Data for this task.
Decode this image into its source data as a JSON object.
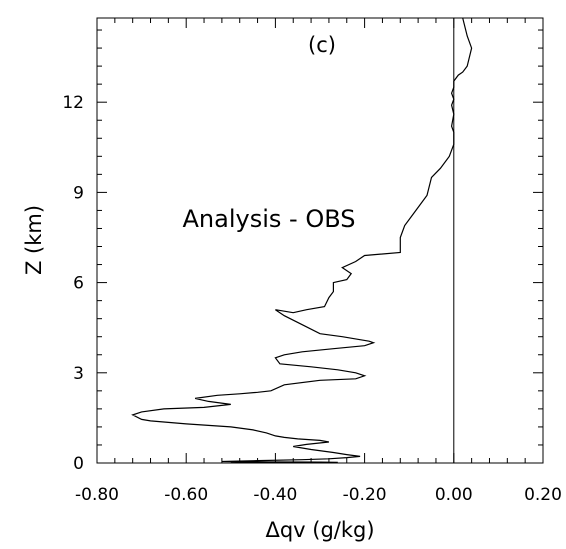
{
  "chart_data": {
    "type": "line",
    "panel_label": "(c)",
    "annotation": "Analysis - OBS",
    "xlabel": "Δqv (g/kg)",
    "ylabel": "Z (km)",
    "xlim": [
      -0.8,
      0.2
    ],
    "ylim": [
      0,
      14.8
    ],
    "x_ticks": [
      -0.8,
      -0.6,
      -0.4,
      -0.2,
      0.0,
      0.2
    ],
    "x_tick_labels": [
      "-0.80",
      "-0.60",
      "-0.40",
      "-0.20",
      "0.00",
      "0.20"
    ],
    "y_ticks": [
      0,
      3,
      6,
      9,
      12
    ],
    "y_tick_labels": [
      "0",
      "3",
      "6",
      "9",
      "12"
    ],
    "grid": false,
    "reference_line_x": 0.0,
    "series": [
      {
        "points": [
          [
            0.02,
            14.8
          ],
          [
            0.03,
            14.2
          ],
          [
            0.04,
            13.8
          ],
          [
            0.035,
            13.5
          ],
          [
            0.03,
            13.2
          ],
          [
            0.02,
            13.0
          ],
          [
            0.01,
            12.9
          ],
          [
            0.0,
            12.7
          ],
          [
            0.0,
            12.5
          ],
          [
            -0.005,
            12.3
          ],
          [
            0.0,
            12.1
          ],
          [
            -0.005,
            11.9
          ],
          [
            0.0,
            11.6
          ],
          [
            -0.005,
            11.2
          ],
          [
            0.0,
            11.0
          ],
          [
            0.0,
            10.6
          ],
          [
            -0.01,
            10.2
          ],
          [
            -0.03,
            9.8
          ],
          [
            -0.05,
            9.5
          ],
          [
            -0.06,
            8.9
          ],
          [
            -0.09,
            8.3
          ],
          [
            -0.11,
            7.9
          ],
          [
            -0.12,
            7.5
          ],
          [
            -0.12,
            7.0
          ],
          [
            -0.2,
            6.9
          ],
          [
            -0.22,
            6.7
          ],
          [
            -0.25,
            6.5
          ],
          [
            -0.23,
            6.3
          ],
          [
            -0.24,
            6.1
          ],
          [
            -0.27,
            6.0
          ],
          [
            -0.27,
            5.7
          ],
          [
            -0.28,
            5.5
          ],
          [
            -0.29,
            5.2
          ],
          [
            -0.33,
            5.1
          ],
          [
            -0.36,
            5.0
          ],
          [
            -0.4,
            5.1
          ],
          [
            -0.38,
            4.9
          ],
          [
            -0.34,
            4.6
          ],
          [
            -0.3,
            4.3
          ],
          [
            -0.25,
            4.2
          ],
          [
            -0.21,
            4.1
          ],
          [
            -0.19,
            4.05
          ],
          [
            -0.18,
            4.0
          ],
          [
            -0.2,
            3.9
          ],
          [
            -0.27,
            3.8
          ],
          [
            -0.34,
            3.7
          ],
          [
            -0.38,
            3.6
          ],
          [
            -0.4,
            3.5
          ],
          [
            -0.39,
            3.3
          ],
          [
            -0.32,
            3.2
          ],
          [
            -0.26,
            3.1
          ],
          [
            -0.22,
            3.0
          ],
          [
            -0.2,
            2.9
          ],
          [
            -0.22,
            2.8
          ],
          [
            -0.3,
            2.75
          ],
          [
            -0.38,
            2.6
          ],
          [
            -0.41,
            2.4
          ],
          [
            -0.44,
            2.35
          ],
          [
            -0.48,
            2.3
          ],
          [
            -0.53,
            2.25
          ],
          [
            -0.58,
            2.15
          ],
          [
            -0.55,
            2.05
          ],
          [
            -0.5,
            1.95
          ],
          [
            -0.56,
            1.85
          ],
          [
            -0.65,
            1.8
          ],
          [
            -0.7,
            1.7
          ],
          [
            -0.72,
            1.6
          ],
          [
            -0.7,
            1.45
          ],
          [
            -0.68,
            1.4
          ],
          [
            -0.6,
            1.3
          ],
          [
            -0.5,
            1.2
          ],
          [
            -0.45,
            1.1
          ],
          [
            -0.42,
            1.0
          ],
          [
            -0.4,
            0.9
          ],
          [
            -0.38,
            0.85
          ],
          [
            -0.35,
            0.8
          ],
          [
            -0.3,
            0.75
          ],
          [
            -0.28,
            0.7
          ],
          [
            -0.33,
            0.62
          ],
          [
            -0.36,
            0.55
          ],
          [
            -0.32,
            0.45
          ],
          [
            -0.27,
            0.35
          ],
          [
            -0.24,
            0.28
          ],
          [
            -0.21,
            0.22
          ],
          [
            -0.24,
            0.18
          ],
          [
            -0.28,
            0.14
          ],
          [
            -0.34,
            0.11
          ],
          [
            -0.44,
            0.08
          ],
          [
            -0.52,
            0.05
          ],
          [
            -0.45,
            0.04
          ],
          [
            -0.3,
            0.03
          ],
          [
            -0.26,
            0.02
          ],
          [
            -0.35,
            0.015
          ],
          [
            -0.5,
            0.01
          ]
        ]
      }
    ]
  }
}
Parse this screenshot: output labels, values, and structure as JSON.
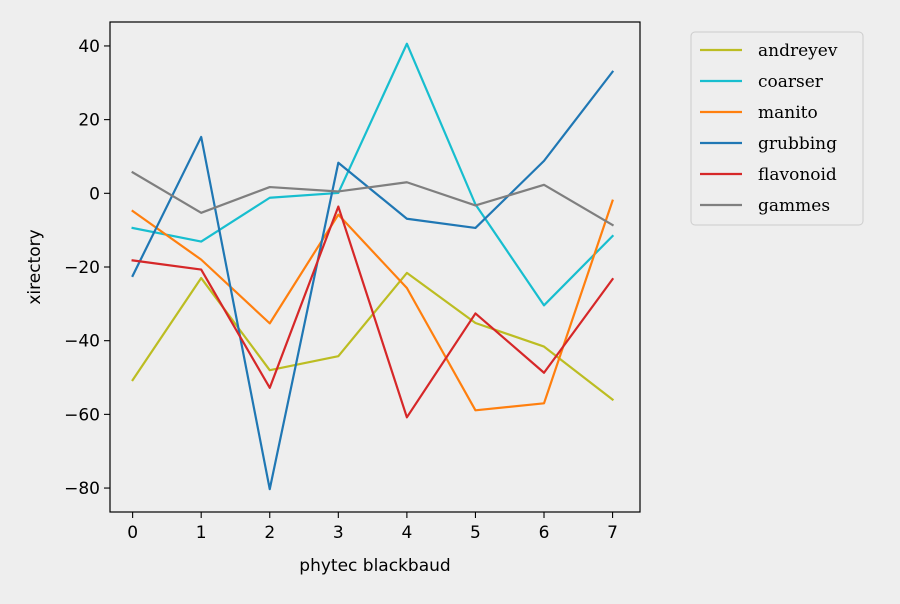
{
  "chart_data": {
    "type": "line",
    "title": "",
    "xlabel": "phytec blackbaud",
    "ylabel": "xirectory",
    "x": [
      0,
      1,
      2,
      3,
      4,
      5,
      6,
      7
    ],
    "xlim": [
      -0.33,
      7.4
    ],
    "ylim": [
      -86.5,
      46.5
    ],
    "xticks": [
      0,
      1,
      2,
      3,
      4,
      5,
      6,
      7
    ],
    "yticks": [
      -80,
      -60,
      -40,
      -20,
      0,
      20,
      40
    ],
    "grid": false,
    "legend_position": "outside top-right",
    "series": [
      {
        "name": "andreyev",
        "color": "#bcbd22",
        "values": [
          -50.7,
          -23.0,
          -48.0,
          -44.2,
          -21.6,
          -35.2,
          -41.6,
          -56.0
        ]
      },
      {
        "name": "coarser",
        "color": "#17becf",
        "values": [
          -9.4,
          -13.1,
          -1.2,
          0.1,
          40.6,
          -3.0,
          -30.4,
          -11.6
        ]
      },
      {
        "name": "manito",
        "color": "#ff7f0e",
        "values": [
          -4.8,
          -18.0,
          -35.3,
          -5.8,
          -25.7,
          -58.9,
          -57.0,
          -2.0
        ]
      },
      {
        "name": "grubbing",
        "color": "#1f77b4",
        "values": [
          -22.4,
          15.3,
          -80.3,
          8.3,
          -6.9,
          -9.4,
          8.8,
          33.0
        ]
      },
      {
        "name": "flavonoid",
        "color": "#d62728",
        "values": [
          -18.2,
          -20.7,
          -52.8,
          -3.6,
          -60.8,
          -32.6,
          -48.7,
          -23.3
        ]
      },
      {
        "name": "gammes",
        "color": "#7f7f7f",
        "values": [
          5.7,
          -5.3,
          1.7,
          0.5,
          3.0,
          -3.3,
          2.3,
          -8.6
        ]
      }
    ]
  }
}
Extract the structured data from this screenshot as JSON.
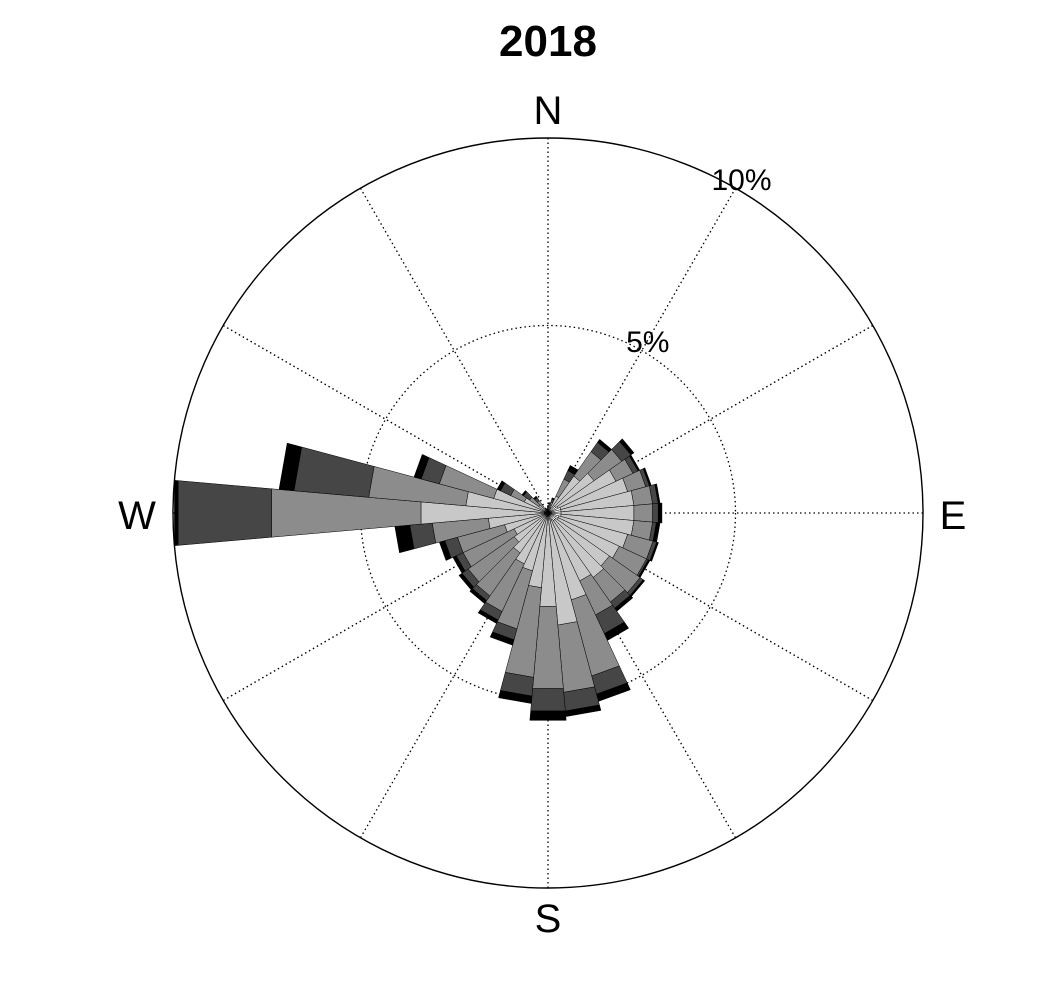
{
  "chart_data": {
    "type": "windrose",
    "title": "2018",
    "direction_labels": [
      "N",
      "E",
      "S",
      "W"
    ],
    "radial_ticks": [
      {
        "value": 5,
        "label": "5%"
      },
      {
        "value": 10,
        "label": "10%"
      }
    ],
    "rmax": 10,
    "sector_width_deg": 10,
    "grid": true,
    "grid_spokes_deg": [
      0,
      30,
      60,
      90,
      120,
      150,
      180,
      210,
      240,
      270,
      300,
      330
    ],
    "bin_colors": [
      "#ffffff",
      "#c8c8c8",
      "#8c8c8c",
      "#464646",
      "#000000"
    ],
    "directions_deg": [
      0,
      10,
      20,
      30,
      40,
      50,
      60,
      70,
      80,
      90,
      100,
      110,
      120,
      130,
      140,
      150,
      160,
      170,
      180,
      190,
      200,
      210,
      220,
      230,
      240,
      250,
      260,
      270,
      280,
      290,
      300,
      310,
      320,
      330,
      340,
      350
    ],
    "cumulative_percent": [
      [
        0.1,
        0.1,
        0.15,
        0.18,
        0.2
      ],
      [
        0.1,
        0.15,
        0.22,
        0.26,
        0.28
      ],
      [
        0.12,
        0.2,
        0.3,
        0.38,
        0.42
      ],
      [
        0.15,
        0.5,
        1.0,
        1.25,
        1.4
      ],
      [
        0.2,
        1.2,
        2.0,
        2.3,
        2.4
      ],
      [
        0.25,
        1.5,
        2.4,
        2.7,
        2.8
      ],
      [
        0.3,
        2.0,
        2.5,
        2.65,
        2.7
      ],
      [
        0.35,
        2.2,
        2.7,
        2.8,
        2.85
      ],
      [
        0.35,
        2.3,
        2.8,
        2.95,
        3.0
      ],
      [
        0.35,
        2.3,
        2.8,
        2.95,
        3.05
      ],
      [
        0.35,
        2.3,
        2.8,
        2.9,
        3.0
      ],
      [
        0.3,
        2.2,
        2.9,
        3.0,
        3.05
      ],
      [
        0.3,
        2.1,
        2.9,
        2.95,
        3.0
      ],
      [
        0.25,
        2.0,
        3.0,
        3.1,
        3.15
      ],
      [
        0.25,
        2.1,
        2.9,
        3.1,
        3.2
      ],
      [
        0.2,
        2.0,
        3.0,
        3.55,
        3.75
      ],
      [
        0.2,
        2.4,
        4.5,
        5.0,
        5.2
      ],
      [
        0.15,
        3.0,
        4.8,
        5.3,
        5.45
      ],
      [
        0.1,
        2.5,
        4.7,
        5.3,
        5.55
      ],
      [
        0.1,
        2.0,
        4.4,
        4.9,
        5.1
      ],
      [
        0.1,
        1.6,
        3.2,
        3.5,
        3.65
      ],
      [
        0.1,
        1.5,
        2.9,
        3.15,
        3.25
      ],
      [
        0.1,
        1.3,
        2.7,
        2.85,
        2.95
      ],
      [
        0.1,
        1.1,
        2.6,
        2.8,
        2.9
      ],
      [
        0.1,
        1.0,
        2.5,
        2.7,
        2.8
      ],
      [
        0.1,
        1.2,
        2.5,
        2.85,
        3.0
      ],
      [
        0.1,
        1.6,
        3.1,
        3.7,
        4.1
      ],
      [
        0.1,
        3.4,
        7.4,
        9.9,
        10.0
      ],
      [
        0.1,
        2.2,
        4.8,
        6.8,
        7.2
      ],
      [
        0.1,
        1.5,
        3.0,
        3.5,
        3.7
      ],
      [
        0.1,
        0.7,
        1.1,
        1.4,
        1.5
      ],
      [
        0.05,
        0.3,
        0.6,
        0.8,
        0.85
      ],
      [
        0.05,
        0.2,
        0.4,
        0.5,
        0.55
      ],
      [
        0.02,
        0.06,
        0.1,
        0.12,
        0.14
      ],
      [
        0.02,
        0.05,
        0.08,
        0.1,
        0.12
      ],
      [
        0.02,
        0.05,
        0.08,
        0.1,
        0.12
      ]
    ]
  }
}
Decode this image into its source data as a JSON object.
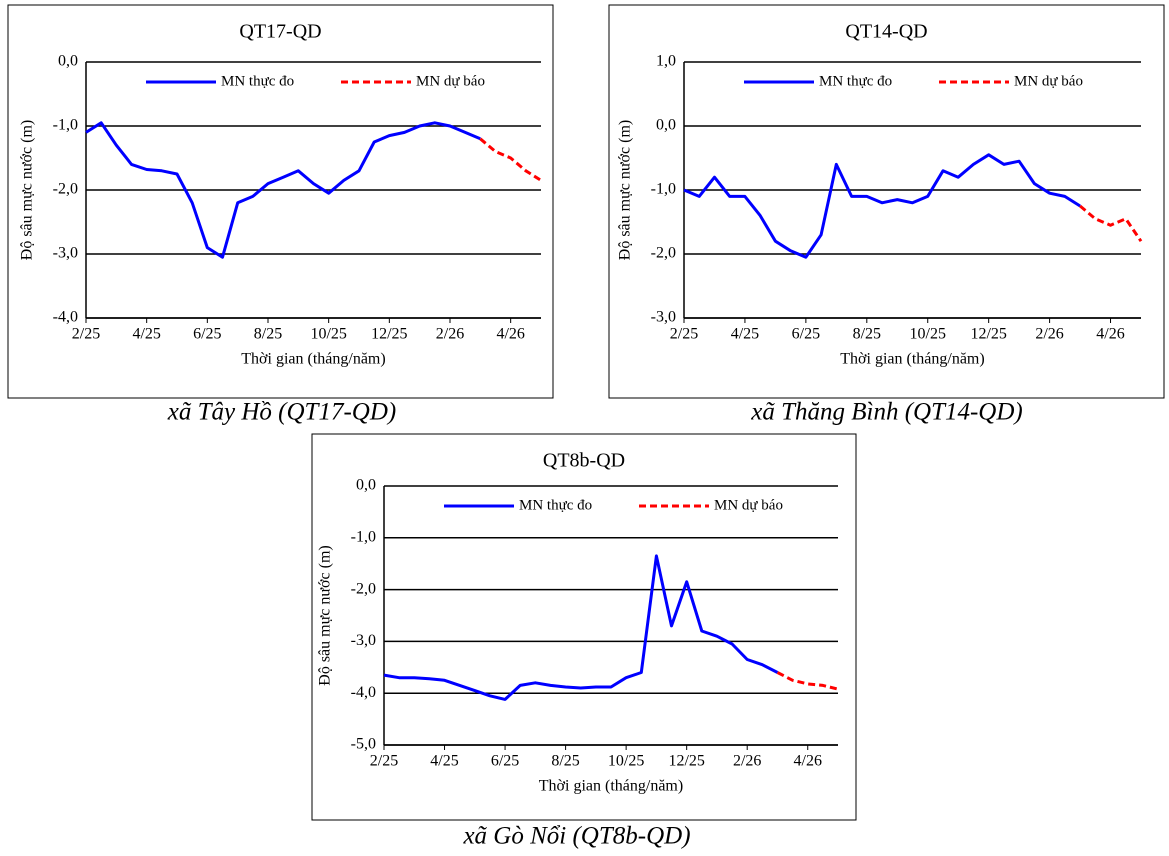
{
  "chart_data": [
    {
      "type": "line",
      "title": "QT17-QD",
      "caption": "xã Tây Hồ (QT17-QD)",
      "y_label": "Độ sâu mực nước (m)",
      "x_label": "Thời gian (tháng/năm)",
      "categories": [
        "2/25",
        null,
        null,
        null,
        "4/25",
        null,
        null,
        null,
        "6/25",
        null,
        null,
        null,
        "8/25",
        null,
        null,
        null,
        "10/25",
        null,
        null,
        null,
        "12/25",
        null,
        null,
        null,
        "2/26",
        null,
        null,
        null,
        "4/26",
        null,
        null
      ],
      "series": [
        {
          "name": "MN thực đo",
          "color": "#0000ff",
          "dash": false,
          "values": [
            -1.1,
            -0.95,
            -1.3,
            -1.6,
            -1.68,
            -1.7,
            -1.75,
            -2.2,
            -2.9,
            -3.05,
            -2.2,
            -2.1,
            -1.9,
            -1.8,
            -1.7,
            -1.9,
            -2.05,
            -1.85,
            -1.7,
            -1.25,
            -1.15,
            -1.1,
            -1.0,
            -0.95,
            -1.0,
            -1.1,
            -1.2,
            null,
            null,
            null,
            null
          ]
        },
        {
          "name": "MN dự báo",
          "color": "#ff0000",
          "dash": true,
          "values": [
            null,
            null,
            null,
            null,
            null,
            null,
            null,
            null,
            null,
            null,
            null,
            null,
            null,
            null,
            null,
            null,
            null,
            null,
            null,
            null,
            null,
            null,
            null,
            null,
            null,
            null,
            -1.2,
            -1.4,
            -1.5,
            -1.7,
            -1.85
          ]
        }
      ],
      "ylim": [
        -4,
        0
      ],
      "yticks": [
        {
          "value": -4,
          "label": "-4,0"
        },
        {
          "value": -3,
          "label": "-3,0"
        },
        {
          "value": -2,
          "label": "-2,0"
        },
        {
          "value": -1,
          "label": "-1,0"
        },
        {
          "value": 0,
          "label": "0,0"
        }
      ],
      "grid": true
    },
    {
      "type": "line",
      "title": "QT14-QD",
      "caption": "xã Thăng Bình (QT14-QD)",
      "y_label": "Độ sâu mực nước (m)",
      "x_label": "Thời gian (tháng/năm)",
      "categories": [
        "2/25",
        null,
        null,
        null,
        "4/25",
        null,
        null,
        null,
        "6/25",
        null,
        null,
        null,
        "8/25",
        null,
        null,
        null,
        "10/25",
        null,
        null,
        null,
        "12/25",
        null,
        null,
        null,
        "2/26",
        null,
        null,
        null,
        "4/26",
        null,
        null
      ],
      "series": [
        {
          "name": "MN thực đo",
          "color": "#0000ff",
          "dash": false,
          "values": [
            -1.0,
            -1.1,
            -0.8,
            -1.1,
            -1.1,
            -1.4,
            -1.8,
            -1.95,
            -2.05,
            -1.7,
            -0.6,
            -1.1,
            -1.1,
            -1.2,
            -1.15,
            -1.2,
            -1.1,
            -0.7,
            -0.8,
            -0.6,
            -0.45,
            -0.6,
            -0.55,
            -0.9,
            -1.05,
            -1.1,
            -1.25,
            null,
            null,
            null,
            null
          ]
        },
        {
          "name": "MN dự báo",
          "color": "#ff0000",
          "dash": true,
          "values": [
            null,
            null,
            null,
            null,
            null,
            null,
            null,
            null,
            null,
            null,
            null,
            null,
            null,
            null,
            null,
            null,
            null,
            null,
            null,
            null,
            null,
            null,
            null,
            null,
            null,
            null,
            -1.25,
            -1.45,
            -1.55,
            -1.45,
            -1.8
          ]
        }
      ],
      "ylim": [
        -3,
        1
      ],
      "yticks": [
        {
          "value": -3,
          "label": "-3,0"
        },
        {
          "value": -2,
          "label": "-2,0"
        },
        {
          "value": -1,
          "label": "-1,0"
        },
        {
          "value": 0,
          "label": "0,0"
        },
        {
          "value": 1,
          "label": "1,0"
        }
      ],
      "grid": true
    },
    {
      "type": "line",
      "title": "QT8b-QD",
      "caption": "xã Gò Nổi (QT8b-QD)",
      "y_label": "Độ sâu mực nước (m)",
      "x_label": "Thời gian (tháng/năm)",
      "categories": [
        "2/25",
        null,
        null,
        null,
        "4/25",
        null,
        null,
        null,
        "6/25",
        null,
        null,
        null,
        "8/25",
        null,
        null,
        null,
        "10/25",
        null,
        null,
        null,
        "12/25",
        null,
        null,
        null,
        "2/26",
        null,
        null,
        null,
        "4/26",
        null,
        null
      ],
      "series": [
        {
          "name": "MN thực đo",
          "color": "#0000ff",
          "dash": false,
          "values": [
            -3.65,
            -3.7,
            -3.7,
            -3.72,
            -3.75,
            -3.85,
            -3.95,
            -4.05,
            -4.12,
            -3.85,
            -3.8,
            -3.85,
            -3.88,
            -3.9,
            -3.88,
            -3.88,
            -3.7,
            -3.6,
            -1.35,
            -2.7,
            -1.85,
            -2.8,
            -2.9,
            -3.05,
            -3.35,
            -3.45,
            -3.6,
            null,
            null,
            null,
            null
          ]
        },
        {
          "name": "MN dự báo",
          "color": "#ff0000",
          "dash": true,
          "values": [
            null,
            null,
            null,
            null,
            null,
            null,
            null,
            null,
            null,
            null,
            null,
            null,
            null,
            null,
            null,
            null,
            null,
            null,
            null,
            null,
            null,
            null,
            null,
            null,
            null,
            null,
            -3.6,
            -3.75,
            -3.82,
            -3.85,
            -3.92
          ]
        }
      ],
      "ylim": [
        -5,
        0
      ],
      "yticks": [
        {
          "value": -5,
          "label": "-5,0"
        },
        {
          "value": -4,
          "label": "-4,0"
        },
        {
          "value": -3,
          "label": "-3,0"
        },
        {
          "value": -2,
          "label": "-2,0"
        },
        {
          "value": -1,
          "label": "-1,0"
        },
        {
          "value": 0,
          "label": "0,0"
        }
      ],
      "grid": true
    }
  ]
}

Task objective.
Say how many lines of the material contain the word "title", with no other text.

Response for this exercise.
5